- What to produce:
Return every line of the data below that includes the string "Output".

================================

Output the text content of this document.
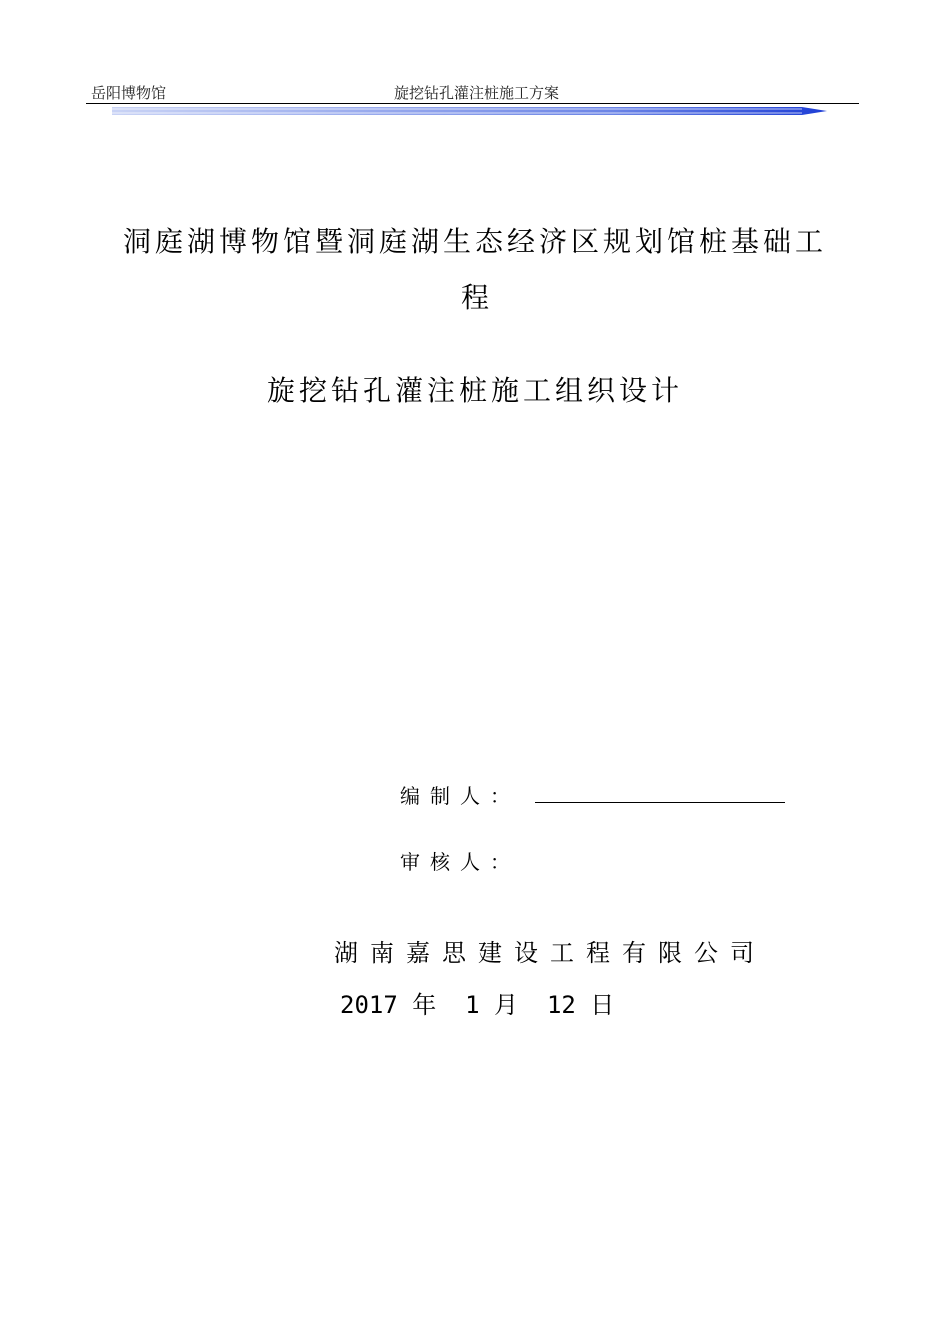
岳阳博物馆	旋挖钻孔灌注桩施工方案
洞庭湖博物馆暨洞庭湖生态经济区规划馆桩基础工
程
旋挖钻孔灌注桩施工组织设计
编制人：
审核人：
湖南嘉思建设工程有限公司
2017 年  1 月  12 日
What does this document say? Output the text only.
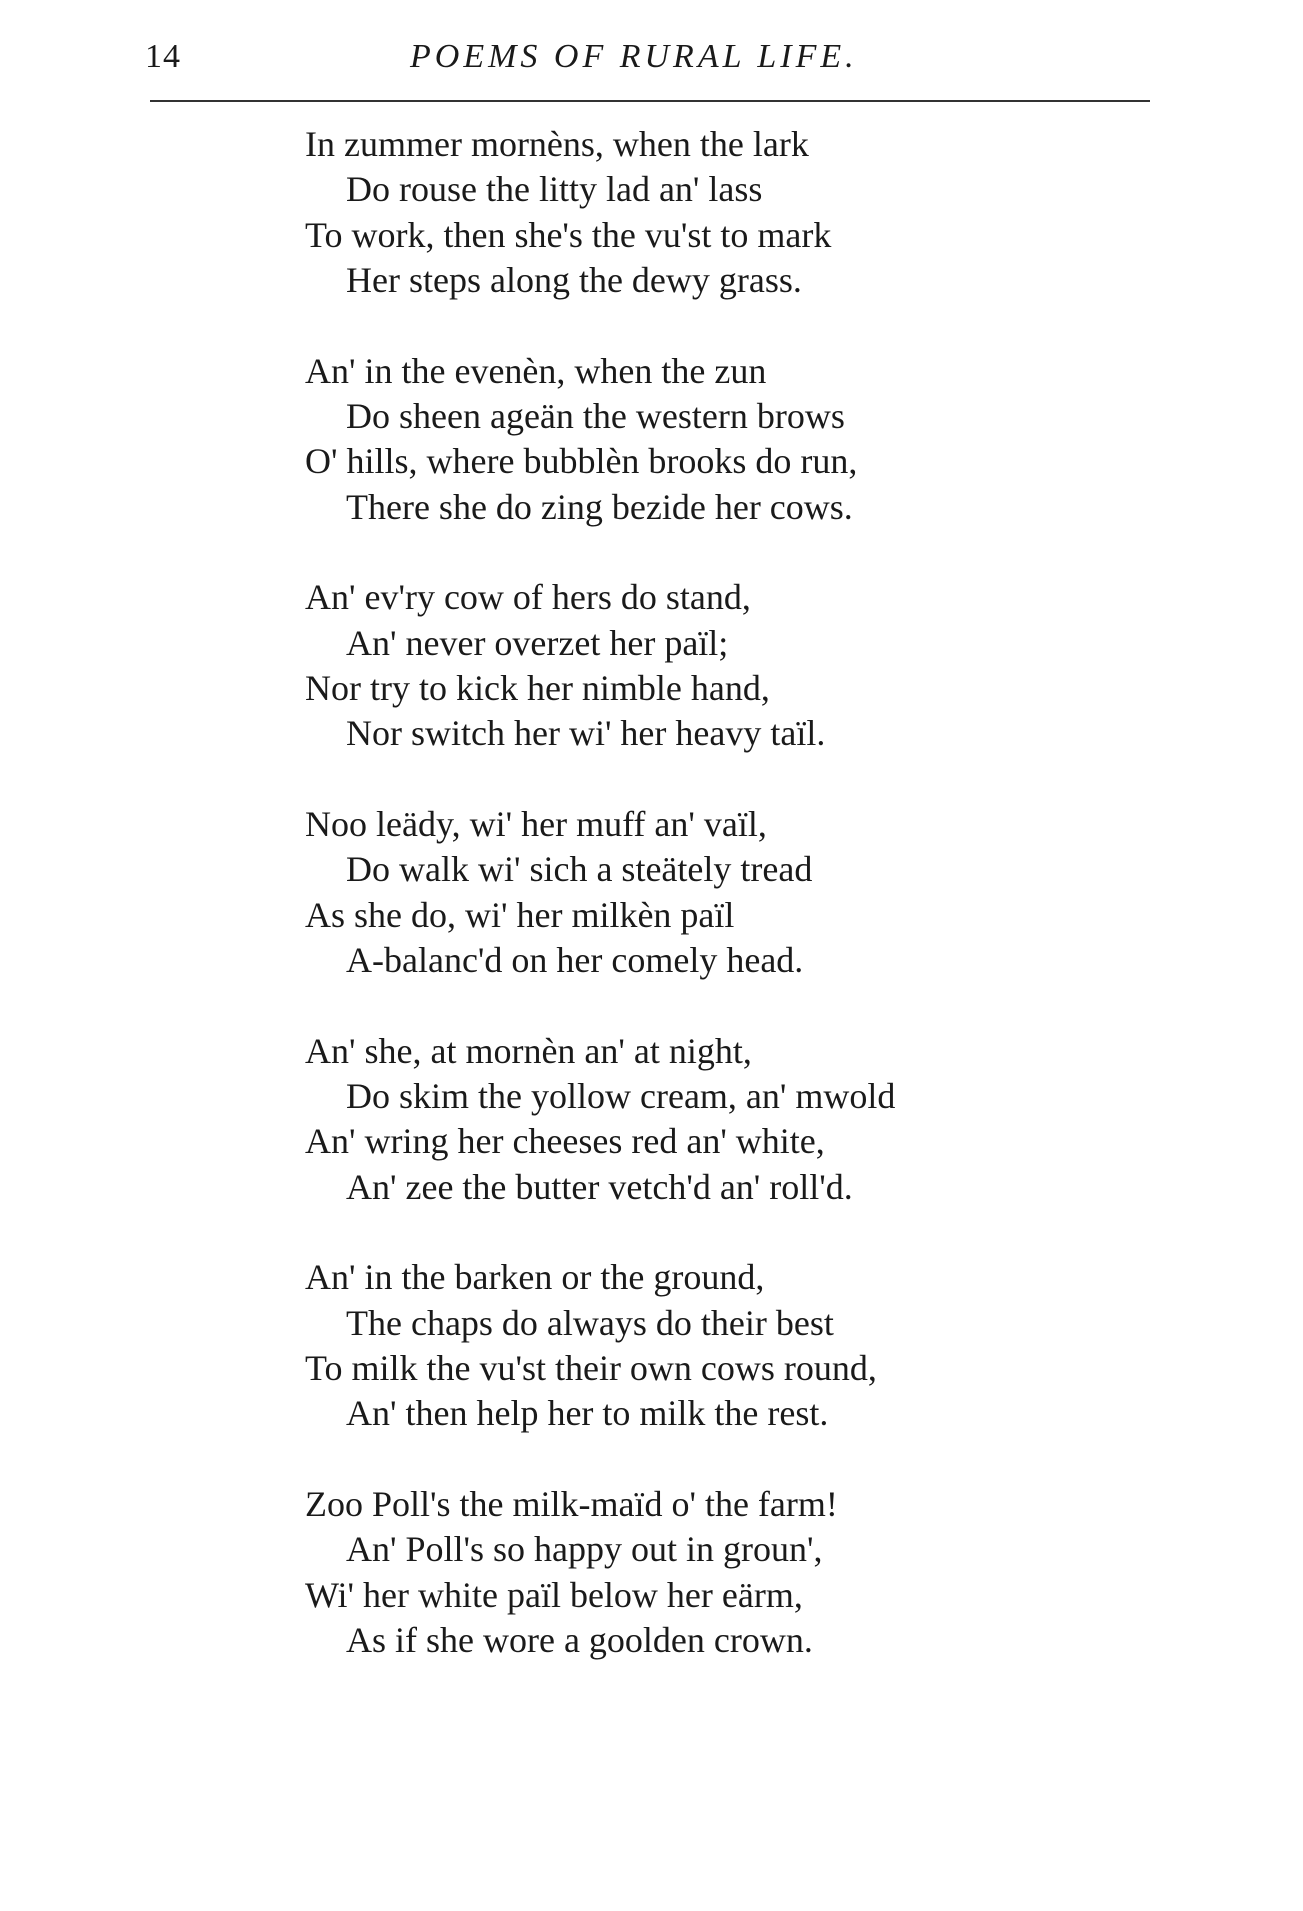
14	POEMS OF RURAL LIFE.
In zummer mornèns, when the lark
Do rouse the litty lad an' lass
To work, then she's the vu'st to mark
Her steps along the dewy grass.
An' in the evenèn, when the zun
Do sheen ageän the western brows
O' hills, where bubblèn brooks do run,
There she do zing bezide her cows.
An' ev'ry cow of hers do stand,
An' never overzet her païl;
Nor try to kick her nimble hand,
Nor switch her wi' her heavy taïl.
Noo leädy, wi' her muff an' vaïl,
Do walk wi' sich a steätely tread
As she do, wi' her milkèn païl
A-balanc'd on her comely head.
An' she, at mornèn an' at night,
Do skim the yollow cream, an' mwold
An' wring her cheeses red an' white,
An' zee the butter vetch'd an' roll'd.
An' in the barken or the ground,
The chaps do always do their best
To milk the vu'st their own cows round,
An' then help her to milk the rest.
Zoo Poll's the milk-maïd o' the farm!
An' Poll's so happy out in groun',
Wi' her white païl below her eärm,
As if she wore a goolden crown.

================================

- The response:
Output the text content of this document.
What does this document say? Output the text only.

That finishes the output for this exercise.